(Stored data entries)
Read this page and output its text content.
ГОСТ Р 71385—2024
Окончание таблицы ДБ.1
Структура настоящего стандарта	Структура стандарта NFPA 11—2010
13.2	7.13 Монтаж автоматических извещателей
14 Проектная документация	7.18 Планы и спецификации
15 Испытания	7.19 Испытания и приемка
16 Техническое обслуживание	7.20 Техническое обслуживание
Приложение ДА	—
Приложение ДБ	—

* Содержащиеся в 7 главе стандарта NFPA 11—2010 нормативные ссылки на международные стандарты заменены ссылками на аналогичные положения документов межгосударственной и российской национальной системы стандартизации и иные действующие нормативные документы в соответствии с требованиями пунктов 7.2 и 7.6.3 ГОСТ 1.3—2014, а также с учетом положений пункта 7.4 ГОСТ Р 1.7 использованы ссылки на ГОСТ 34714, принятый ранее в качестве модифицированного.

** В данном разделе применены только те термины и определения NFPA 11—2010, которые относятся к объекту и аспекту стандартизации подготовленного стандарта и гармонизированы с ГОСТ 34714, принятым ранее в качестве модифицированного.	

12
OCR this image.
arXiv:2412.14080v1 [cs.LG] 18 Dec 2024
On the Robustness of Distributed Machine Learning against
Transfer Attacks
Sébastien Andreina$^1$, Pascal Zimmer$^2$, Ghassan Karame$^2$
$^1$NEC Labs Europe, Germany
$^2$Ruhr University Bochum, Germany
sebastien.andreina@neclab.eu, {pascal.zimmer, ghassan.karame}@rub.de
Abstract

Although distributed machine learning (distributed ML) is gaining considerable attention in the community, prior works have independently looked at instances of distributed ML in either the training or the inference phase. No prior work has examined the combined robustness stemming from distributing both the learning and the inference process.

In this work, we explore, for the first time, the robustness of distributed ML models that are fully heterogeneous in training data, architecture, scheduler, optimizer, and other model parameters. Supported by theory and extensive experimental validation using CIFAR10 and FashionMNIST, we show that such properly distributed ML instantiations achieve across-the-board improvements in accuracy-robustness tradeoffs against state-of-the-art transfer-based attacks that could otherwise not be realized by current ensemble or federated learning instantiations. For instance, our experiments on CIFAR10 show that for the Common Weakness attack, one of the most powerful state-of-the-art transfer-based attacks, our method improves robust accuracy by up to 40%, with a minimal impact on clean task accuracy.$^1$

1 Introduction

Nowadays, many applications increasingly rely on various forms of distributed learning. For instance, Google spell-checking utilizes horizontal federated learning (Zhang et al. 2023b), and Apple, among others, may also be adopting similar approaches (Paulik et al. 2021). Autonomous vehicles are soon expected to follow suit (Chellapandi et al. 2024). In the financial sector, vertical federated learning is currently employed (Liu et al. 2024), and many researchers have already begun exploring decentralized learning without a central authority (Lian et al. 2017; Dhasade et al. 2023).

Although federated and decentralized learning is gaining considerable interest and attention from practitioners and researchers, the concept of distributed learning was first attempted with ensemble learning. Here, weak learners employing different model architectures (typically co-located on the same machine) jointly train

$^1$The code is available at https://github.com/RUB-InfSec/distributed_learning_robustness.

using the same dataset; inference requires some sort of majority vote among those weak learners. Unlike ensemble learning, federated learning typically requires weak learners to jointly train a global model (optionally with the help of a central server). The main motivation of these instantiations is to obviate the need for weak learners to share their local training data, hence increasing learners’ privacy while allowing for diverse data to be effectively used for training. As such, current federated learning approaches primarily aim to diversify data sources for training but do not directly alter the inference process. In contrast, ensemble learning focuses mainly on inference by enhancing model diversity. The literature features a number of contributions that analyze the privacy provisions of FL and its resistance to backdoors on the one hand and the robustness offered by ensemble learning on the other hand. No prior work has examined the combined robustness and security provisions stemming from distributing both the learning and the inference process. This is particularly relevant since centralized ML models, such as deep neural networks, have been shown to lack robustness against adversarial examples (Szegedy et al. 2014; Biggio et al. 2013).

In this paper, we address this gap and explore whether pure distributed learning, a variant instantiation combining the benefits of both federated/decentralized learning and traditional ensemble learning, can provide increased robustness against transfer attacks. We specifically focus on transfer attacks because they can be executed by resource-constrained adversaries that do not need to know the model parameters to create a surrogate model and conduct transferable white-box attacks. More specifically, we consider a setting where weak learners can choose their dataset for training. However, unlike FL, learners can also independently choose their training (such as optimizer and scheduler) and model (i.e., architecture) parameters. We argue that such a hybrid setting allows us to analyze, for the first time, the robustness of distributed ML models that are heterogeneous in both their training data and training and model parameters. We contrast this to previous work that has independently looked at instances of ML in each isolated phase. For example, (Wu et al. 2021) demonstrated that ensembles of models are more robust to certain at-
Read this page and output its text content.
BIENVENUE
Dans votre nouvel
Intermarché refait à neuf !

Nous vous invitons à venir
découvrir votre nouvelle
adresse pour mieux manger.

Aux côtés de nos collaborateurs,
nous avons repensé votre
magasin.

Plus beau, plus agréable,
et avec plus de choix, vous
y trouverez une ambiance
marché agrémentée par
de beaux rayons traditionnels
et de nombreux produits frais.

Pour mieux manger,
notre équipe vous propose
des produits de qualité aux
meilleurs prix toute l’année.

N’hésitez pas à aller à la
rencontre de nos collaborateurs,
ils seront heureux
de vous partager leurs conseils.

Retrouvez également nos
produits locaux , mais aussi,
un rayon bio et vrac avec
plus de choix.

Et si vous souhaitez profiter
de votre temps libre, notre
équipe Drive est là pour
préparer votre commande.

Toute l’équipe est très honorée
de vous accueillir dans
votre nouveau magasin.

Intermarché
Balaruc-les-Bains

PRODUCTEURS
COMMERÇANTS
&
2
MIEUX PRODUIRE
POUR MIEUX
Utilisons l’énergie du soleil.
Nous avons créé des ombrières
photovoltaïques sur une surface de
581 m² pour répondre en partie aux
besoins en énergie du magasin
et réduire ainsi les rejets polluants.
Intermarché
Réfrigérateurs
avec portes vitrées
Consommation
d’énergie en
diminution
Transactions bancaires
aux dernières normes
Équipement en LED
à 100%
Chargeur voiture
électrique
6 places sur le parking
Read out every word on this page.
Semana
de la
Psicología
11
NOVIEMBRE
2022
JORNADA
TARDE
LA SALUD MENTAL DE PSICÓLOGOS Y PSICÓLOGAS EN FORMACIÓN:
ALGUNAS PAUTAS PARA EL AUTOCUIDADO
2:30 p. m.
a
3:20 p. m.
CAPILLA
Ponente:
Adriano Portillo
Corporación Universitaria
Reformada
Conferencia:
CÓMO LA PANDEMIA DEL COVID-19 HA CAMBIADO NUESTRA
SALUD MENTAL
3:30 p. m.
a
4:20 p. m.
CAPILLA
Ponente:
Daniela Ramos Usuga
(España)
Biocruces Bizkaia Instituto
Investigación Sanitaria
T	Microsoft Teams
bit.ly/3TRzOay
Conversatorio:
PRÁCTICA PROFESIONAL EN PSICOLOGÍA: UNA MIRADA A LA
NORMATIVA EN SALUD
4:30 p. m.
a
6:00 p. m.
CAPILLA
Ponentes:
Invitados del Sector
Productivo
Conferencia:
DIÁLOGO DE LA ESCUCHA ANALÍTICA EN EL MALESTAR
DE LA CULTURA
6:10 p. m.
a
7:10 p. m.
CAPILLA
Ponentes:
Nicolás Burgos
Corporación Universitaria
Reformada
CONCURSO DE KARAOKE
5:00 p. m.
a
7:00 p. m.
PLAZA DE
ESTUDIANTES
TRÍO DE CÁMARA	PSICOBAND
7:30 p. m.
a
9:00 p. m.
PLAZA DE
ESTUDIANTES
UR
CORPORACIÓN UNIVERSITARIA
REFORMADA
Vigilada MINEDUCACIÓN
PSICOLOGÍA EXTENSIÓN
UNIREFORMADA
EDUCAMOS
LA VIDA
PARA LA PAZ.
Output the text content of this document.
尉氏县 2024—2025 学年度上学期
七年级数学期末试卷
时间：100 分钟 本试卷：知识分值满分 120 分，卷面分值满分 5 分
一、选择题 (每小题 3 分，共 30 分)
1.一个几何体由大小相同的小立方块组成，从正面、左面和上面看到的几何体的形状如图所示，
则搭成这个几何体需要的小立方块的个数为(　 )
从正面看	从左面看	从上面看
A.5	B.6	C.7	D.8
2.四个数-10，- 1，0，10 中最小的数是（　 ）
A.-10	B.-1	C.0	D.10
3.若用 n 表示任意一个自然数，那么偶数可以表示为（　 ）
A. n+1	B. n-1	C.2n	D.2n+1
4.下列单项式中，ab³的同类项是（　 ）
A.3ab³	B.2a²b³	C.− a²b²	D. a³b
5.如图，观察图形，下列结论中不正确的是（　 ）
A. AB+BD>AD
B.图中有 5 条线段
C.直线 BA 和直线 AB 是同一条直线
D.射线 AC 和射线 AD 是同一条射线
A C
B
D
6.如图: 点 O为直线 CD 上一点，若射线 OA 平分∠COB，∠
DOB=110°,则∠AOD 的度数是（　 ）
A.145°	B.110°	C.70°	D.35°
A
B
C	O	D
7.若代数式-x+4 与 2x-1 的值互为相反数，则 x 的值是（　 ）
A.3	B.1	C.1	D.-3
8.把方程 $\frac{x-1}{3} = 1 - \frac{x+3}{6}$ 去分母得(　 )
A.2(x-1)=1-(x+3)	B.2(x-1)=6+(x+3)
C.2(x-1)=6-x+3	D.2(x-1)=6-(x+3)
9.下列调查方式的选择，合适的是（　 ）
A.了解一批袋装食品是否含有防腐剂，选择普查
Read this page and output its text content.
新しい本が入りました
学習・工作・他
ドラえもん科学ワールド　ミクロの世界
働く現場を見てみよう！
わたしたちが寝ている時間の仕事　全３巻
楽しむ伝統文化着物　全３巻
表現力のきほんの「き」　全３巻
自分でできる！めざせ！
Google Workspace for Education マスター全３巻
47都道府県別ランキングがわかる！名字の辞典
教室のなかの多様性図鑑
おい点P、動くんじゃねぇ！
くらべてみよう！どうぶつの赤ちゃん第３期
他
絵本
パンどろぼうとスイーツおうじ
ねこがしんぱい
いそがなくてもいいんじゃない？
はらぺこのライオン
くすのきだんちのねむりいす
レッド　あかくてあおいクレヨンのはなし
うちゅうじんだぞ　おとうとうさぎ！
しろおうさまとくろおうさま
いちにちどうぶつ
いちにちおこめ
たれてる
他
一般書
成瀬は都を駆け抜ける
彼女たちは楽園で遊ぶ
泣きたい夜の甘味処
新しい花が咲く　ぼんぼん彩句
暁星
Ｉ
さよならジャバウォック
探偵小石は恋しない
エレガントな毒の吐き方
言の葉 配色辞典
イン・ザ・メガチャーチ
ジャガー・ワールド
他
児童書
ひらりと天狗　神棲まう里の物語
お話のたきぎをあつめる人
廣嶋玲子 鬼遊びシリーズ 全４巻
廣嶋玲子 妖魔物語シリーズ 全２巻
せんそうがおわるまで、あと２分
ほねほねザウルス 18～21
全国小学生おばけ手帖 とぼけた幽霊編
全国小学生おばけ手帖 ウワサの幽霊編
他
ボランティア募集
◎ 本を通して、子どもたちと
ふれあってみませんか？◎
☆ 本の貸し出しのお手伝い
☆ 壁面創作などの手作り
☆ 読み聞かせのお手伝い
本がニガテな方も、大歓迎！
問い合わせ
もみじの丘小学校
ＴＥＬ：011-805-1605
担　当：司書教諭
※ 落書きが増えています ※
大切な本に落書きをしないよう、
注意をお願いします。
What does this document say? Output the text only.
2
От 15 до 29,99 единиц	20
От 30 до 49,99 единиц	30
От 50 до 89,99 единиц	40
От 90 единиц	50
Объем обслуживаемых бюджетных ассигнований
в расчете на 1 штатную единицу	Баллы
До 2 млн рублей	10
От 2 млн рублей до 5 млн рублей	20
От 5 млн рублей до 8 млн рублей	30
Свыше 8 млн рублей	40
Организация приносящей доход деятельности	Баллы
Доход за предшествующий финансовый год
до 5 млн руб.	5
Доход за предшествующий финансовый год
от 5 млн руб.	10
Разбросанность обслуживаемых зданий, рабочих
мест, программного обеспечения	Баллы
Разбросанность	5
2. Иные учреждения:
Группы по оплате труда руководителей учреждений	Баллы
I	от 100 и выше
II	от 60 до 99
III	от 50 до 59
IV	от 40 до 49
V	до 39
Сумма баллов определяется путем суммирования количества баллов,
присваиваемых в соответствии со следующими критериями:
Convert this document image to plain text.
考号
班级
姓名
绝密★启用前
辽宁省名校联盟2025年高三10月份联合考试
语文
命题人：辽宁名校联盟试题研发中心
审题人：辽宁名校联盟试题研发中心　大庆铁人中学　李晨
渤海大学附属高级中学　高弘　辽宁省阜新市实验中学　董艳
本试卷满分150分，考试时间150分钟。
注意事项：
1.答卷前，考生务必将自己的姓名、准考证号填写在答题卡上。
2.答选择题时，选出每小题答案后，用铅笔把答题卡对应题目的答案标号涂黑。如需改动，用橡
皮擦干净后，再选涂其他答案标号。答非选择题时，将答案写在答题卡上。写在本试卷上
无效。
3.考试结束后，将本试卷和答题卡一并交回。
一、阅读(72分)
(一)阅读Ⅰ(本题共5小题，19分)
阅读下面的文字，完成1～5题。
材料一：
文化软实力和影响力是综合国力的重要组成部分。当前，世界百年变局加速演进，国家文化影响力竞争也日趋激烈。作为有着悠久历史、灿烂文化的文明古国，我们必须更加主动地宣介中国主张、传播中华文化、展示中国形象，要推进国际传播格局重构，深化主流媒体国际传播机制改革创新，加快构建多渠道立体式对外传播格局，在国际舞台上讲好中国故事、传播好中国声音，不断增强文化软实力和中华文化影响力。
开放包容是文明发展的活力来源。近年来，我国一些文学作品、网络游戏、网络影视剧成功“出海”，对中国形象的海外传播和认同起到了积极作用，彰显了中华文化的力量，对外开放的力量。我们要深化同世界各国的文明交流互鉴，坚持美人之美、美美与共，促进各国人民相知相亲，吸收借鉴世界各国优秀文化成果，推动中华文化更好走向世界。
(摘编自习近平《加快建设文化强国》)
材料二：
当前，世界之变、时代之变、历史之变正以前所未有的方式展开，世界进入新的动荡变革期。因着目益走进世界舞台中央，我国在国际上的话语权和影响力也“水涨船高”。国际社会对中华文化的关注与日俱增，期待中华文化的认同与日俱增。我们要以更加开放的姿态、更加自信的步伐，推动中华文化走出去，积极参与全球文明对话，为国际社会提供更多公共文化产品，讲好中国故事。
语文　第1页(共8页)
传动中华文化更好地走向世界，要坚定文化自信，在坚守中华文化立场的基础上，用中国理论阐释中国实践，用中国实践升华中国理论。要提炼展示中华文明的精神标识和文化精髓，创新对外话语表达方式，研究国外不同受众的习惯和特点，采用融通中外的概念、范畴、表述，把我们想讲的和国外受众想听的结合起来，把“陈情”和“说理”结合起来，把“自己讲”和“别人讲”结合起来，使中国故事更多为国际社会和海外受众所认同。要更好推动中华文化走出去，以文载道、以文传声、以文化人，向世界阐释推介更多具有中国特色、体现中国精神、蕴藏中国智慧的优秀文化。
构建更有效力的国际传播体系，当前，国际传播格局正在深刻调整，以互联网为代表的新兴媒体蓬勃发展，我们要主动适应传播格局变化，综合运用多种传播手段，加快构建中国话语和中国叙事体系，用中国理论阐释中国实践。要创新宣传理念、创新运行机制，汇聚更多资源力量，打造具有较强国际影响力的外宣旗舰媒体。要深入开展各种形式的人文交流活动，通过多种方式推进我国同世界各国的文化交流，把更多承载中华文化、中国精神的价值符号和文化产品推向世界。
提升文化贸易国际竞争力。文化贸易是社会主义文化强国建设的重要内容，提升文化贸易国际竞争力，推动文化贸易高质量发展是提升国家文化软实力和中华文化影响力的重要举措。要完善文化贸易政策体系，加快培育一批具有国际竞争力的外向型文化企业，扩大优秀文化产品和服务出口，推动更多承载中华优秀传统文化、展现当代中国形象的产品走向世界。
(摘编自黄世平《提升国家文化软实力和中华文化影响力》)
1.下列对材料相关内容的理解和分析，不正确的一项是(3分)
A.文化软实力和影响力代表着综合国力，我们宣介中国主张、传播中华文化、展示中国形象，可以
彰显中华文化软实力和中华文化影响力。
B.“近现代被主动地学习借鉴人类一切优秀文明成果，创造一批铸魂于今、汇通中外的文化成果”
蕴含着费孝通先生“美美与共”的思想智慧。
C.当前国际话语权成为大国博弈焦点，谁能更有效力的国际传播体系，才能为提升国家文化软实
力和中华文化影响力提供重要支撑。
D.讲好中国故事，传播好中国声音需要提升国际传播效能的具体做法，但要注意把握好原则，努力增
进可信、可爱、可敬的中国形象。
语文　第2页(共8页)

* [Short exercise]
Your answer should be a single number: the count of lines containing the word "énergie".

* [Finished task]
3